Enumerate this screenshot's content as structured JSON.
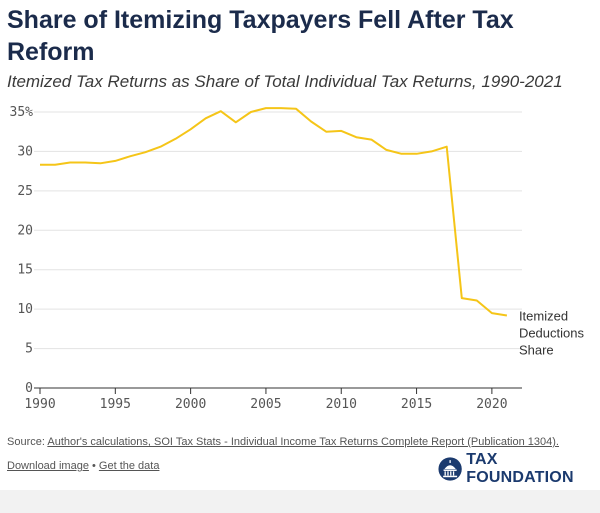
{
  "title": "Share of Itemizing Taxpayers Fell After Tax Reform",
  "subtitle": "Itemized Tax Returns as Share of Total Individual Tax Returns, 1990-2021",
  "source_prefix": "Source: ",
  "source_link": "Author's calculations, SOI Tax Stats - Individual Income Tax Returns Complete Report (Publication 1304).",
  "download_label": "Download image",
  "separator": " • ",
  "data_label": "Get the data",
  "brand_name": "TAX FOUNDATION",
  "colors": {
    "line": "#f5c518",
    "grid": "#e3e3e3",
    "axis": "#333333",
    "brand": "#1b3a6e"
  },
  "chart_data": {
    "type": "line",
    "title": "Share of Itemizing Taxpayers Fell After Tax Reform",
    "subtitle": "Itemized Tax Returns as Share of Total Individual Tax Returns, 1990-2021",
    "xlabel": "",
    "ylabel": "",
    "xlim": [
      1990,
      2022
    ],
    "ylim": [
      0,
      35
    ],
    "x_ticks": [
      "1990",
      "1995",
      "2000",
      "2005",
      "2010",
      "2015",
      "2020"
    ],
    "y_ticks": [
      "0",
      "5",
      "10",
      "15",
      "20",
      "25",
      "30",
      "35%"
    ],
    "series": [
      {
        "name": "Itemized Deductions Share",
        "label_lines": [
          "Itemized",
          "Deductions",
          "Share"
        ],
        "x": [
          1990,
          1991,
          1992,
          1993,
          1994,
          1995,
          1996,
          1997,
          1998,
          1999,
          2000,
          2001,
          2002,
          2003,
          2004,
          2005,
          2006,
          2007,
          2008,
          2009,
          2010,
          2011,
          2012,
          2013,
          2014,
          2015,
          2016,
          2017,
          2018,
          2019,
          2020,
          2021
        ],
        "values": [
          28.3,
          28.3,
          28.6,
          28.6,
          28.5,
          28.8,
          29.4,
          29.9,
          30.6,
          31.6,
          32.8,
          34.2,
          35.1,
          33.7,
          35.0,
          35.5,
          35.5,
          35.4,
          33.8,
          32.5,
          32.6,
          31.8,
          31.5,
          30.2,
          29.7,
          29.7,
          30.0,
          30.6,
          11.4,
          11.1,
          9.5,
          9.2
        ]
      }
    ]
  }
}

+---+

Task directions: Find every line above that contains the word "Taxpayers", and return each one.

Expected output:
  "title": "Share of Itemizing Taxpayers Fell After Tax Reform",
    "title": "Share of Itemizing Taxpayers Fell After Tax Reform",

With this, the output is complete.